• **What to do**
Search the material and gather each line with "τρία" in it.

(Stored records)
━━━━━━━━━━━━━━━━━━━━

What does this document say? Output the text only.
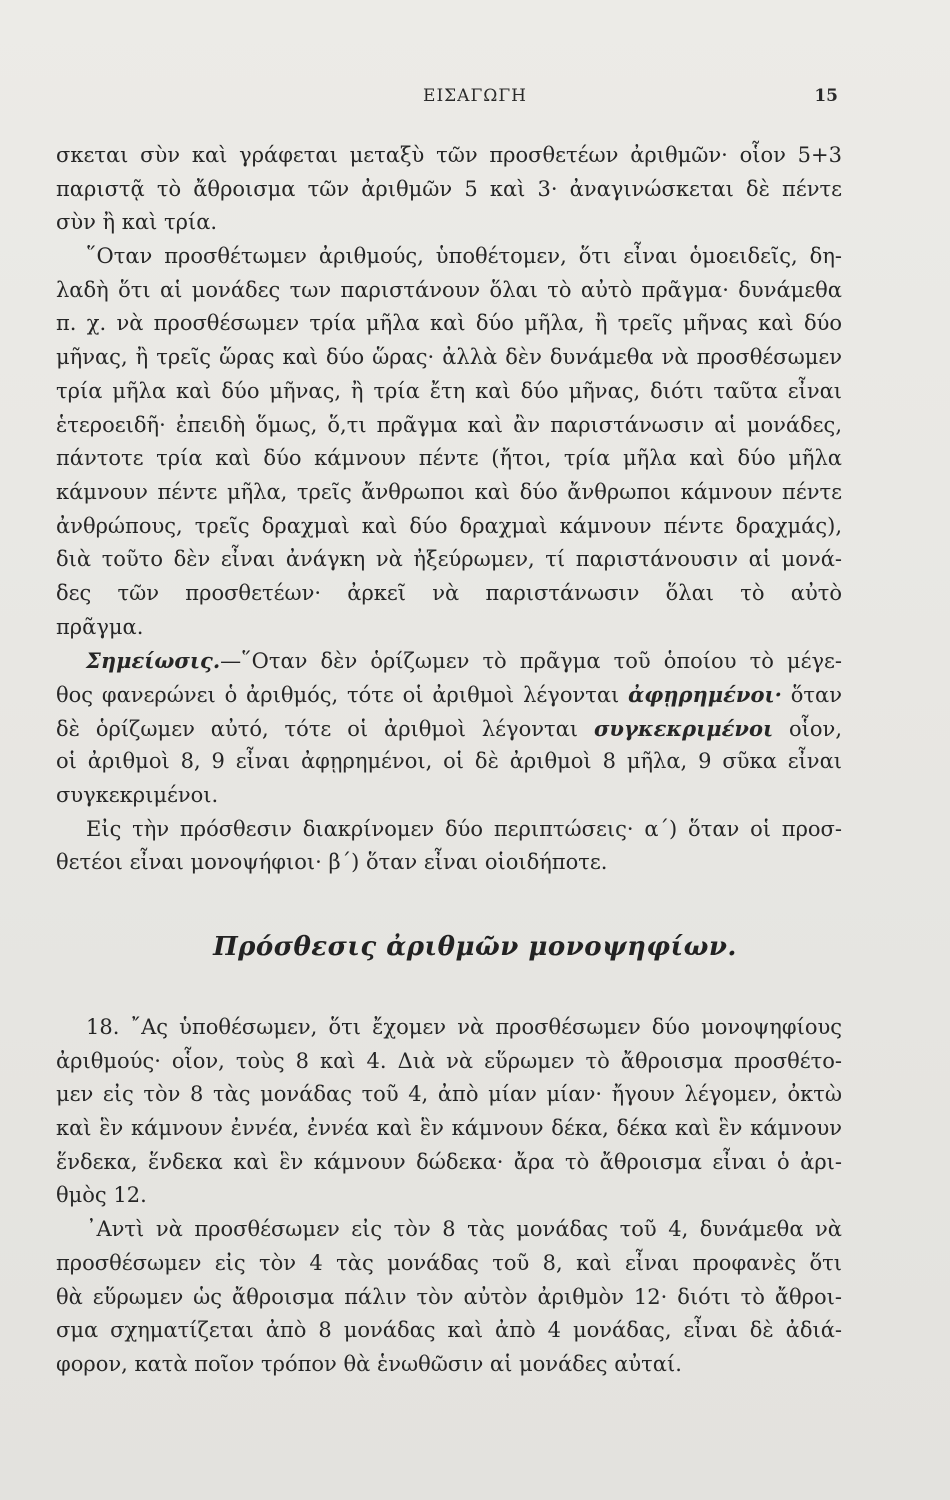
ΕΙΣΑΓΩΓΗ	15
σκεται σὺν καὶ γράφεται μεταξὺ τῶν προσθετέων ἀριθμῶν· οἷον 5+3
παριστᾷ τὸ ἄθροισμα τῶν ἀριθμῶν 5 καὶ 3· ἀναγινώσκεται δὲ πέντε
σὺν ἢ καὶ τρία.
῞Οταν προσθέτωμεν ἀριθμούς, ὑποθέτομεν, ὅτι εἶναι ὁμοειδεῖς, δη-
λαδὴ ὅτι αἱ μονάδες των παριστάνουν ὅλαι τὸ αὐτὸ πρᾶγμα· δυνάμεθα
π. χ. νὰ προσθέσωμεν τρία μῆλα καὶ δύο μῆλα, ἢ τρεῖς μῆνας καὶ δύο
μῆνας, ἢ τρεῖς ὥρας καὶ δύο ὥρας· ἀλλὰ δὲν δυνάμεθα νὰ προσθέσωμεν
τρία μῆλα καὶ δύο μῆνας, ἢ τρία ἔτη καὶ δύο μῆνας, διότι ταῦτα εἶναι
ἑτεροειδῆ· ἐπειδὴ ὅμως, ὅ,τι πρᾶγμα καὶ ἂν παριστάνωσιν αἱ μονάδες,
πάντοτε τρία καὶ δύο κάμνουν πέντε (ἤτοι, τρία μῆλα καὶ δύο μῆλα
κάμνουν πέντε μῆλα, τρεῖς ἄνθρωποι καὶ δύο ἄνθρωποι κάμνουν πέντε
ἀνθρώπους, τρεῖς δραχμαὶ καὶ δύο δραχμαὶ κάμνουν πέντε δραχμάς),
διὰ τοῦτο δὲν εἶναι ἀνάγκη νὰ ἠξεύρωμεν, τί παριστάνουσιν αἱ μονά-
δες τῶν προσθετέων· ἀρκεῖ νὰ παριστάνωσιν ὅλαι τὸ αὐτὸ
πρᾶγμα.
Σημείωσις.—῞Οταν δὲν ὁρίζωμεν τὸ πρᾶγμα τοῦ ὁποίου τὸ μέγε-
θος φανερώνει ὁ ἀριθμός, τότε οἱ ἀριθμοὶ λέγονται ἀφῃρημένοι· ὅταν
δὲ ὁρίζωμεν αὐτό, τότε οἱ ἀριθμοὶ λέγονται συγκεκριμένοι οἷον,
οἱ ἀριθμοὶ 8, 9 εἶναι ἀφῃρημένοι, οἱ δὲ ἀριθμοὶ 8 μῆλα, 9 σῦκα εἶναι
συγκεκριμένοι.
Εἰς τὴν πρόσθεσιν διακρίνομεν δύο περιπτώσεις· α΄) ὅταν οἱ προσ-
θετέοι εἶναι μονοψήφιοι· β΄) ὅταν εἶναι οἱοιδήποτε.
Πρόσθεσις ἀριθμῶν μονοψηφίων.
18. ῎Ας ὑποθέσωμεν, ὅτι ἔχομεν νὰ προσθέσωμεν δύο μονοψηφίους
ἀριθμούς· οἷον, τοὺς 8 καὶ 4. Διὰ νὰ εὕρωμεν τὸ ἄθροισμα προσθέτο-
μεν εἰς τὸν 8 τὰς μονάδας τοῦ 4, ἀπὸ μίαν μίαν· ἤγουν λέγομεν, ὀκτὼ
καὶ ἓν κάμνουν ἐννέα, ἐννέα καὶ ἓν κάμνουν δέκα, δέκα καὶ ἓν κάμνουν
ἕνδεκα, ἕνδεκα καὶ ἓν κάμνουν δώδεκα· ἄρα τὸ ἄθροισμα εἶναι ὁ ἀρι-
θμὸς 12.
᾿Αντὶ νὰ προσθέσωμεν εἰς τὸν 8 τὰς μονάδας τοῦ 4, δυνάμεθα νὰ
προσθέσωμεν εἰς τὸν 4 τὰς μονάδας τοῦ 8, καὶ εἶναι προφανὲς ὅτι
θὰ εὕρωμεν ὡς ἄθροισμα πάλιν τὸν αὐτὸν ἀριθμὸν 12· διότι τὸ ἄθροι-
σμα σχηματίζεται ἀπὸ 8 μονάδας καὶ ἀπὸ 4 μονάδας, εἶναι δὲ ἀδιά-
φορον, κατὰ ποῖον τρόπον θὰ ἑνωθῶσιν αἱ μονάδες αὐταί.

━━━━━━━━━━━━━━━━━━━━

• **Solution**
σὺν ἢ καὶ τρία.
π. χ. νὰ προσθέσωμεν τρία μῆλα καὶ δύο μῆλα, ἢ τρεῖς μῆνας καὶ δύο
τρία μῆλα καὶ δύο μῆνας, ἢ τρία ἔτη καὶ δύο μῆνας, διότι ταῦτα εἶναι
πάντοτε τρία καὶ δύο κάμνουν πέντε (ἤτοι, τρία μῆλα καὶ δύο μῆλα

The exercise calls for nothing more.